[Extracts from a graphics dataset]

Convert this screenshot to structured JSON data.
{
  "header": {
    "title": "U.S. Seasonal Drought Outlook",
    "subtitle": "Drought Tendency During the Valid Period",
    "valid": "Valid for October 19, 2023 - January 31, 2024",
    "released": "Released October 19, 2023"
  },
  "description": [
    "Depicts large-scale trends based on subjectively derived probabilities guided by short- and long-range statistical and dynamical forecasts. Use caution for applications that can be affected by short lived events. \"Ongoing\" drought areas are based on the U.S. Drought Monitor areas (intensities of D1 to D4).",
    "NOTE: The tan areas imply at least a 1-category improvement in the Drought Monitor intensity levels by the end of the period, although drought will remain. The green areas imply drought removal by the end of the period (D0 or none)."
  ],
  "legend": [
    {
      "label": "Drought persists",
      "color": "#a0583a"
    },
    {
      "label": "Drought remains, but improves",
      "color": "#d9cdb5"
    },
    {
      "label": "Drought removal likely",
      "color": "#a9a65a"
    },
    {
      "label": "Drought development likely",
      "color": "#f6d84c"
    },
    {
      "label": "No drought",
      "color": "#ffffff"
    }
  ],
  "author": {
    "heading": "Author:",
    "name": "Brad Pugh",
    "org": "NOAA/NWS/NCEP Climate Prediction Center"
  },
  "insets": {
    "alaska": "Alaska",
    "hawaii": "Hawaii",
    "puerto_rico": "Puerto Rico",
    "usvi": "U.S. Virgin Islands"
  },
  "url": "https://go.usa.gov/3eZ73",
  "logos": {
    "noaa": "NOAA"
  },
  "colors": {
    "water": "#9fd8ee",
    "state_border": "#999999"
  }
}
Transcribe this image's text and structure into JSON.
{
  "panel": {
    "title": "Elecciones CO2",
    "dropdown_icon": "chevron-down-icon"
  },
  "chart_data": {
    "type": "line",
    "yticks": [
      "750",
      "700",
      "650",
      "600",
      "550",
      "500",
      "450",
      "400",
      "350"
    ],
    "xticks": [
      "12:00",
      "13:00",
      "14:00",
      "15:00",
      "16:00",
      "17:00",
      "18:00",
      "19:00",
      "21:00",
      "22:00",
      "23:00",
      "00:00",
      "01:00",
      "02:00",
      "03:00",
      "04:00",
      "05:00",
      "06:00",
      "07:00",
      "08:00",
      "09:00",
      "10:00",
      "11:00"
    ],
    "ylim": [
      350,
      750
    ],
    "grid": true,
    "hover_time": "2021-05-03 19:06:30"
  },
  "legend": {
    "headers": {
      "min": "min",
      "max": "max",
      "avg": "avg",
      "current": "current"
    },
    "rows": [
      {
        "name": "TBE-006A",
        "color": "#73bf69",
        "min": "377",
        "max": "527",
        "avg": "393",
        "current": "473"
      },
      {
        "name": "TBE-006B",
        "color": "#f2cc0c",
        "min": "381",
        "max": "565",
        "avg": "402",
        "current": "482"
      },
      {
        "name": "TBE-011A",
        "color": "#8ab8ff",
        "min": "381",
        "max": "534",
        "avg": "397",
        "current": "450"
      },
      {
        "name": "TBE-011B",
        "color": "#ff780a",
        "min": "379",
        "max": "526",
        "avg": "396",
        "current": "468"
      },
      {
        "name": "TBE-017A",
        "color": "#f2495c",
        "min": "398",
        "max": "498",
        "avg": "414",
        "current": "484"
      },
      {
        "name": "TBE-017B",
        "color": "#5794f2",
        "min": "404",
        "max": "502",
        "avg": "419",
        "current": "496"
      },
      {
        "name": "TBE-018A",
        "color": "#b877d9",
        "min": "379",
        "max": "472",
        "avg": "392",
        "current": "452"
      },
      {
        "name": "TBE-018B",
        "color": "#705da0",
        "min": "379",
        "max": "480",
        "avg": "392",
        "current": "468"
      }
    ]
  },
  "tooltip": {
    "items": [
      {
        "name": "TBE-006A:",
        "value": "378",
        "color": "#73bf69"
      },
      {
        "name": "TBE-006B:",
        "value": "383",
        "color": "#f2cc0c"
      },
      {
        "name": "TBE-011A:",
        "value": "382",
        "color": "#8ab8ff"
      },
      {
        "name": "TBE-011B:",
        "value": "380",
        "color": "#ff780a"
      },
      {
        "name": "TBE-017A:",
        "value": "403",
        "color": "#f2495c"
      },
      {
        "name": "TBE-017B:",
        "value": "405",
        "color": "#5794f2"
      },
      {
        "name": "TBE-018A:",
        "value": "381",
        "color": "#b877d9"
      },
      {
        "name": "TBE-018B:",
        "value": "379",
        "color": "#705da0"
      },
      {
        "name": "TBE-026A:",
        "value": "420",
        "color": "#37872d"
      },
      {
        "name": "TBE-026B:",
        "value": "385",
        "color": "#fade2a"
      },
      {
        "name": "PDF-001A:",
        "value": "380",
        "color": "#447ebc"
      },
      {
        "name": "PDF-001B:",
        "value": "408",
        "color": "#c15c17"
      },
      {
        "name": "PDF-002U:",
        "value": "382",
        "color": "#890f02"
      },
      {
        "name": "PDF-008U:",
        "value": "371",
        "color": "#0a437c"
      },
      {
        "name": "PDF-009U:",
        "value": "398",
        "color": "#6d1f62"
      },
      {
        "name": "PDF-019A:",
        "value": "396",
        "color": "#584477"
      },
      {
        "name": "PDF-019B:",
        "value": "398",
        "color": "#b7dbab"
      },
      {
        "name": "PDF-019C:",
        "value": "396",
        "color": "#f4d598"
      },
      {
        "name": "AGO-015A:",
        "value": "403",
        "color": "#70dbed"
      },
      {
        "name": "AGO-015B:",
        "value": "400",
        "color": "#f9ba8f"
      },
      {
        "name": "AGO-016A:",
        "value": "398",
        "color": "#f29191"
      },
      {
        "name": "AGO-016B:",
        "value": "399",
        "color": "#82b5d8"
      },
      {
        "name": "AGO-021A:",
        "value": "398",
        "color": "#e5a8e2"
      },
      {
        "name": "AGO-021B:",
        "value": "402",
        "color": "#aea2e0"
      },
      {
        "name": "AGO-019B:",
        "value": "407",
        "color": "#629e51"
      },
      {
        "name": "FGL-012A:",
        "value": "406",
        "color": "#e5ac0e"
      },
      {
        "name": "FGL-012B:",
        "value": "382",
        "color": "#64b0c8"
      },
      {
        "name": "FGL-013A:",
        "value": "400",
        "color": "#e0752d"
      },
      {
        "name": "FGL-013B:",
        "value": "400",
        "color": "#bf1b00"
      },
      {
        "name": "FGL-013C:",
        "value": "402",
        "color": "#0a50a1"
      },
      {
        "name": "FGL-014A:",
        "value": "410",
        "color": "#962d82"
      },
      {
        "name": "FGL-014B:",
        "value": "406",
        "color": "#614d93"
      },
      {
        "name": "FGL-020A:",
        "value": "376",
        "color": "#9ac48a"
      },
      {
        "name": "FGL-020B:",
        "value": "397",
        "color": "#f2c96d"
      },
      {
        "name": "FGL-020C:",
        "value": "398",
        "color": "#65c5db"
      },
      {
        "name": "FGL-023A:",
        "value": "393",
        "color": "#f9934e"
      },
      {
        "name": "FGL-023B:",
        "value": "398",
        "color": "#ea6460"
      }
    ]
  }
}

Exercise:
Gather all lines from the records above in which "Monitor" appears.

The output:
    "Depicts large-scale trends based on subjectively derived probabilities guided by short- and long-range statistical and dynamical forecasts. Use caution for applications that can be affected by short lived events. \"Ongoing\" drought areas are based on the U.S. Drought Monitor areas (intensities of D1 to D4).",
    "NOTE: The tan areas imply at least a 1-category improvement in the Drought Monitor intensity levels by the end of the period, although drought will remain. The green areas imply drought removal by the end of the period (D0 or none)."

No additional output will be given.